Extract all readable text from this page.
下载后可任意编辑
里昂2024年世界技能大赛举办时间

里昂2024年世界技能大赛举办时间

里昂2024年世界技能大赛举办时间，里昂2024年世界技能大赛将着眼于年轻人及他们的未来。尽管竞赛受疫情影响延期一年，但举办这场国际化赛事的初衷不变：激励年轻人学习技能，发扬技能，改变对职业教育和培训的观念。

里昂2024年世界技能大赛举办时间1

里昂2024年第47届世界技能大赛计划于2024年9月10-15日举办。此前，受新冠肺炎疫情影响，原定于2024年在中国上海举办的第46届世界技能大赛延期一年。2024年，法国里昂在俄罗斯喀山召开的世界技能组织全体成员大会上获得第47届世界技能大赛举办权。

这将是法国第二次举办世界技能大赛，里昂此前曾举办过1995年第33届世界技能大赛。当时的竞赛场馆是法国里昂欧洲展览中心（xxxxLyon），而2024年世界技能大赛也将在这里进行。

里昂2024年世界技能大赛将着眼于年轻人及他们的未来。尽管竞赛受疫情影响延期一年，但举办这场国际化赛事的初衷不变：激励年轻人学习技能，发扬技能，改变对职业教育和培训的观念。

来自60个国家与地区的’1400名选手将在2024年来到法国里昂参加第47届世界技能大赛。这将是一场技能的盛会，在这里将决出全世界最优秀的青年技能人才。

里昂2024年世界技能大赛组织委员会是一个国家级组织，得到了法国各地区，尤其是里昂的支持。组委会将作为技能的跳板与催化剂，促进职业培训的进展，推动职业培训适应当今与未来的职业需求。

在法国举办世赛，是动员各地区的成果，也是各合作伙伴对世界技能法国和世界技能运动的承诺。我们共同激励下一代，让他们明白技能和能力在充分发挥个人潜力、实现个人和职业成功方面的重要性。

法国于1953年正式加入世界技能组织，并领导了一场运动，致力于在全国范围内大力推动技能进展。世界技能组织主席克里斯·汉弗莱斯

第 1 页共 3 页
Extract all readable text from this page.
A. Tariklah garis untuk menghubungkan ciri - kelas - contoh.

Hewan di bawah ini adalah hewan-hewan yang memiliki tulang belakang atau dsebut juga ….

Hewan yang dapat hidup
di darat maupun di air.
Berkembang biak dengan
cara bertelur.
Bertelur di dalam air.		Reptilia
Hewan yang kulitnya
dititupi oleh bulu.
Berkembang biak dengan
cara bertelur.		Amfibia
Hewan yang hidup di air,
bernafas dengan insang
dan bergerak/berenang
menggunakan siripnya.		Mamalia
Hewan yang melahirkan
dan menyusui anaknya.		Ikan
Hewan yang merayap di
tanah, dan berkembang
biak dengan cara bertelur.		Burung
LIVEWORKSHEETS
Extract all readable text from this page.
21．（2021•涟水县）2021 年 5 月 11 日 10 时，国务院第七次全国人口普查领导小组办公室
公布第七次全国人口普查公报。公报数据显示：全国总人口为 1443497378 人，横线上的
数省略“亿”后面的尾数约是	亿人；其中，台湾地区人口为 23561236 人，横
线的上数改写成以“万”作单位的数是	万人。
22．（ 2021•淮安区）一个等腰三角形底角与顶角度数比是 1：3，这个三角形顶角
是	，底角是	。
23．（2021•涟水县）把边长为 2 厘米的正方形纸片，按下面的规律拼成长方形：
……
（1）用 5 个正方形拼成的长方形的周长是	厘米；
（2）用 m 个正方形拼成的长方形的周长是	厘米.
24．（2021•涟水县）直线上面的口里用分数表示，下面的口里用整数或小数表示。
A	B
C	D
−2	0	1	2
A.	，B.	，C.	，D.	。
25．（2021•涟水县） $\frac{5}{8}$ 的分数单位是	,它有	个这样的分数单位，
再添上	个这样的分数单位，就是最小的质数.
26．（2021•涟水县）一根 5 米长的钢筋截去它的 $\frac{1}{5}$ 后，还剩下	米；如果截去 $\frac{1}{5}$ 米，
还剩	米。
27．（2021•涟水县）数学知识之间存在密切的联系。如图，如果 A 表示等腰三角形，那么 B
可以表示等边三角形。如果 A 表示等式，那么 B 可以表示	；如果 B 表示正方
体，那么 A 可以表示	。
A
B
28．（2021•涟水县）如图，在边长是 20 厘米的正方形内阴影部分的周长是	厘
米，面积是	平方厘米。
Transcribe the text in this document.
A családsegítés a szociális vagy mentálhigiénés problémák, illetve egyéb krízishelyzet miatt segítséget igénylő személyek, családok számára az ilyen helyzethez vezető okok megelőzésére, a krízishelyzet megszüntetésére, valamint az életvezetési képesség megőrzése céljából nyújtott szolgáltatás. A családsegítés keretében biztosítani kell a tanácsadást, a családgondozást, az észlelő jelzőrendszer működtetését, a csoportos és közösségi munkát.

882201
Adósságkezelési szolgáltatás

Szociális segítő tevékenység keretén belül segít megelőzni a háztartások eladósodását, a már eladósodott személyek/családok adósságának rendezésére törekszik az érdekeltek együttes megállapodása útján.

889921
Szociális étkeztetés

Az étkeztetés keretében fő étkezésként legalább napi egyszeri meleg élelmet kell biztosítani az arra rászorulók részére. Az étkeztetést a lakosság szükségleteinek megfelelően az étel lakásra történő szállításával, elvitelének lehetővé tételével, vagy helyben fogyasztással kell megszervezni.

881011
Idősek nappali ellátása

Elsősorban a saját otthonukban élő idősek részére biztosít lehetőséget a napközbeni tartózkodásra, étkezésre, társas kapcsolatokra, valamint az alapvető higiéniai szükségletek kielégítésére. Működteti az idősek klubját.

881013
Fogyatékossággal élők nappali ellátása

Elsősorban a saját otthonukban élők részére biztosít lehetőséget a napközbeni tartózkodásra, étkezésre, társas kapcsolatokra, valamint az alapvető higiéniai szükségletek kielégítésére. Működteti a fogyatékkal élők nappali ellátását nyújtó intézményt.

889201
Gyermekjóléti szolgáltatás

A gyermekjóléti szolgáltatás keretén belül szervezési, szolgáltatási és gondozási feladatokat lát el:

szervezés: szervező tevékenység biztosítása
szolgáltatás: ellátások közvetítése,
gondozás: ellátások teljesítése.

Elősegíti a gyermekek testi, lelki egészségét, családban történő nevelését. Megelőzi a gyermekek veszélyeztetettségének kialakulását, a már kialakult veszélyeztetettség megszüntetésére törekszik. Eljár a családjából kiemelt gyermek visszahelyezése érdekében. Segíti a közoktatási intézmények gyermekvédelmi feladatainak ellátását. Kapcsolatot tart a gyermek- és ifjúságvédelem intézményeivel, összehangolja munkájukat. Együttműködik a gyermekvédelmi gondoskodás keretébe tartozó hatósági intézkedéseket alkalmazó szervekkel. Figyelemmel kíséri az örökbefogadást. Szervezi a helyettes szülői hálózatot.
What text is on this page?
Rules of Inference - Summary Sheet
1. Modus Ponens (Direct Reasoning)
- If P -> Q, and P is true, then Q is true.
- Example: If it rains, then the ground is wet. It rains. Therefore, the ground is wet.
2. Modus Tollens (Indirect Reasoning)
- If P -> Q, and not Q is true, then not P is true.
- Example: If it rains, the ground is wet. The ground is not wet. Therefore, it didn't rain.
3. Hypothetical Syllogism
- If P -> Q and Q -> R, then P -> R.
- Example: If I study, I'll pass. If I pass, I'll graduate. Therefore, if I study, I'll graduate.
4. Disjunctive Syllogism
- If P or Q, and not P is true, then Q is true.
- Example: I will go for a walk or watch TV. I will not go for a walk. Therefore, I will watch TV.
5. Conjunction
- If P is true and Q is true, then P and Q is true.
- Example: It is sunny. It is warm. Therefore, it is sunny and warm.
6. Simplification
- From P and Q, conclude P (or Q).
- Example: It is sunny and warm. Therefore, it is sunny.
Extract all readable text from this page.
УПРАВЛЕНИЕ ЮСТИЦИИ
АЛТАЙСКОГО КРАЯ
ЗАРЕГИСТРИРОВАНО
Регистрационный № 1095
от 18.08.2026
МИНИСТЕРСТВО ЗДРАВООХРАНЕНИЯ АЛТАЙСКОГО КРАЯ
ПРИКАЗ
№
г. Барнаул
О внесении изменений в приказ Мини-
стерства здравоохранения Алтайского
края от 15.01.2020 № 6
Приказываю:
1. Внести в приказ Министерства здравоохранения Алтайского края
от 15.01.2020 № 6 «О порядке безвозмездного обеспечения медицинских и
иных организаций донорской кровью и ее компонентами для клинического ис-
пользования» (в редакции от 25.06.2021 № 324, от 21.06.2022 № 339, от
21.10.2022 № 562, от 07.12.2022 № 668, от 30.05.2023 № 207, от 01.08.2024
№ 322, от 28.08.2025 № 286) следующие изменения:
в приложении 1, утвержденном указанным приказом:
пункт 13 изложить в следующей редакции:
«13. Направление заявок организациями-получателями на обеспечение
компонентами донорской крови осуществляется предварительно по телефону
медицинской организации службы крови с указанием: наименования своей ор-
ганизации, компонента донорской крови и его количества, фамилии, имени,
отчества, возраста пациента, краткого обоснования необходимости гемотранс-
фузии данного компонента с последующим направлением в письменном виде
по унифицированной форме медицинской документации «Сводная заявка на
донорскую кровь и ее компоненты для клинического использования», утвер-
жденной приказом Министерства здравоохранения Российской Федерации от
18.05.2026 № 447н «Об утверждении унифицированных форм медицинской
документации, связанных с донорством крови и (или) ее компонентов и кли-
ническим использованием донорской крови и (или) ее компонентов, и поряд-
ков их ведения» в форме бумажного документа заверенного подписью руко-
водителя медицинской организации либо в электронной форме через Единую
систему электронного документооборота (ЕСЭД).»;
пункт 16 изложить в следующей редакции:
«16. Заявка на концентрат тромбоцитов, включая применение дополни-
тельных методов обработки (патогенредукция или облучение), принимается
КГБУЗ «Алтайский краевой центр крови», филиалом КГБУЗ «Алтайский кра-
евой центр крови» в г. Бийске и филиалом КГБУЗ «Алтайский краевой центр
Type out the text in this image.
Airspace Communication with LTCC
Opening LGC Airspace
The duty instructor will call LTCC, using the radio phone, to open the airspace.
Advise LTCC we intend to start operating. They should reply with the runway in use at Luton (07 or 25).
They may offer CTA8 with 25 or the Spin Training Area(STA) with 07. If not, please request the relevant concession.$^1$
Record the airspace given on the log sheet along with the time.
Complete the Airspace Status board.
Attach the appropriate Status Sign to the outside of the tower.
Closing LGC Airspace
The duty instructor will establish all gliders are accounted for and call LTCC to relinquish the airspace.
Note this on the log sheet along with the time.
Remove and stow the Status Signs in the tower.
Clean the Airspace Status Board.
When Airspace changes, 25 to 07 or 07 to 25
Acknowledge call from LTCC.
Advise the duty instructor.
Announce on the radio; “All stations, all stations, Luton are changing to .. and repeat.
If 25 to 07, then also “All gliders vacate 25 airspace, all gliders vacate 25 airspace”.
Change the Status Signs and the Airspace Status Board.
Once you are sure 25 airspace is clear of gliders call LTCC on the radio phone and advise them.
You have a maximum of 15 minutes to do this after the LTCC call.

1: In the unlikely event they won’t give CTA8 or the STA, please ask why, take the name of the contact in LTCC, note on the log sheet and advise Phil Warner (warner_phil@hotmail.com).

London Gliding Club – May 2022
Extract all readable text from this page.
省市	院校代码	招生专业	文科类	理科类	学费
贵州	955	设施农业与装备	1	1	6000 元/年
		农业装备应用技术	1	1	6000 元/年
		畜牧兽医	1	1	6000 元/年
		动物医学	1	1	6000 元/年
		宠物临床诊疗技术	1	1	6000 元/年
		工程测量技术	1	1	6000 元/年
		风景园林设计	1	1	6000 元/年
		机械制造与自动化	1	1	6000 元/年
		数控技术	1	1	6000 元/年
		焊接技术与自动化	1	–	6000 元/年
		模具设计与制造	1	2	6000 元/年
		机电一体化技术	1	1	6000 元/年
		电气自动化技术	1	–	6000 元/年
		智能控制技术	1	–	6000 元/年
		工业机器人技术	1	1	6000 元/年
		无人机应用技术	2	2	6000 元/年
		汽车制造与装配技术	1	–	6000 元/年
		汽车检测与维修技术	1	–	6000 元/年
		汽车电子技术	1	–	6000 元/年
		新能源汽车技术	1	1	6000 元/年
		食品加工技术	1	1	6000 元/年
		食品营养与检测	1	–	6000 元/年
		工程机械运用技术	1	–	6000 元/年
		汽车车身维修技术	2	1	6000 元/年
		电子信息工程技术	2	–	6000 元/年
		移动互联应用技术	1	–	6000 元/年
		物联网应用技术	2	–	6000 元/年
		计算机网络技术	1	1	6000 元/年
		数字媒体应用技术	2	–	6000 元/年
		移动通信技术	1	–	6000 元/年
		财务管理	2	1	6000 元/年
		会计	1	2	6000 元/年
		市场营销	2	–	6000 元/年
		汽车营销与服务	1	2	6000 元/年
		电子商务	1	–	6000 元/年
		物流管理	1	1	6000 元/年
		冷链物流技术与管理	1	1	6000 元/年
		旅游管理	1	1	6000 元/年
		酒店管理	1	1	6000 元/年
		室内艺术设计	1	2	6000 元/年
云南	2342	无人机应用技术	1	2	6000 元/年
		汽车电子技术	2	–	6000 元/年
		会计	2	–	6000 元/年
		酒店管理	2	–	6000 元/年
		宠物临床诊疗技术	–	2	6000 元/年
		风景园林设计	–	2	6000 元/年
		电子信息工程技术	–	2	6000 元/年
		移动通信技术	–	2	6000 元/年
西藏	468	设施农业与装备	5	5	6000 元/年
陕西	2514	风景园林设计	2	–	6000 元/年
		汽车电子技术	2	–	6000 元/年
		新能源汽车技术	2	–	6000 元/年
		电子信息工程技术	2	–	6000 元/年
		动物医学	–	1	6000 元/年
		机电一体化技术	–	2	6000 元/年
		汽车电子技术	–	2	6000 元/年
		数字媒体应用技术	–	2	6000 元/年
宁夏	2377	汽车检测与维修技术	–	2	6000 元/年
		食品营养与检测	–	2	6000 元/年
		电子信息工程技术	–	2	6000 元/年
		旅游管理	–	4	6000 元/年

##########

- **Goal**
Scan the material above. Return every line containing the string "belül".

- **Exercise solution**
Szociális segítő tevékenység keretén belül segít megelőzni a háztartások eladósodását, a már eladósodott személyek/családok adósságának rendezésére törekszik az érdekeltek együttes megállapodása útján.
A gyermekjóléti szolgáltatás keretén belül szervezési, szolgáltatási és gondozási feladatokat lát el:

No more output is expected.